(Items from a dataset)
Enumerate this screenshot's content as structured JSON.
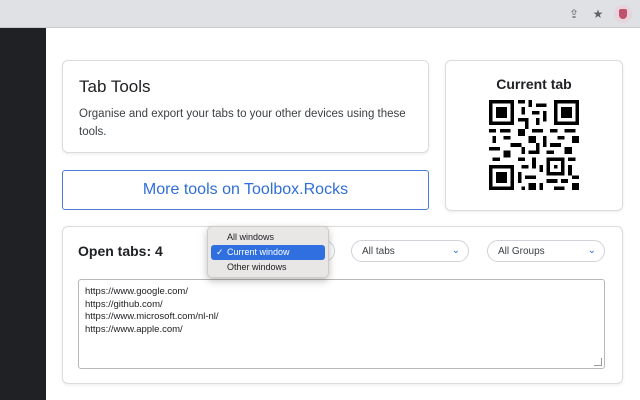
{
  "toolbar": {
    "share_icon": "share-icon",
    "star_icon": "star-icon",
    "extension_icon": "extension-icon"
  },
  "intro": {
    "title": "Tab Tools",
    "description": "Organise and export your tabs to your other devices using these tools."
  },
  "tools_button": {
    "label": "More tools on Toolbox.Rocks"
  },
  "qr": {
    "title": "Current tab"
  },
  "open_tabs": {
    "label": "Open tabs: ",
    "count": "4"
  },
  "window_select": {
    "options": [
      "All windows",
      "Current window",
      "Other windows"
    ],
    "selected": "Current window"
  },
  "tabs_select": {
    "selected": "All tabs"
  },
  "groups_select": {
    "selected": "All Groups"
  },
  "urls": [
    "https://www.google.com/",
    "https://github.com/",
    "https://www.microsoft.com/nl-nl/",
    "https://www.apple.com/"
  ],
  "colors": {
    "accent": "#2f6ed6",
    "menu_highlight": "#2f6fe0",
    "sidebar_dark": "#202124"
  }
}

What you should do. What is the number of lines that contain "https"? Reply with that number alone.

Reply. 4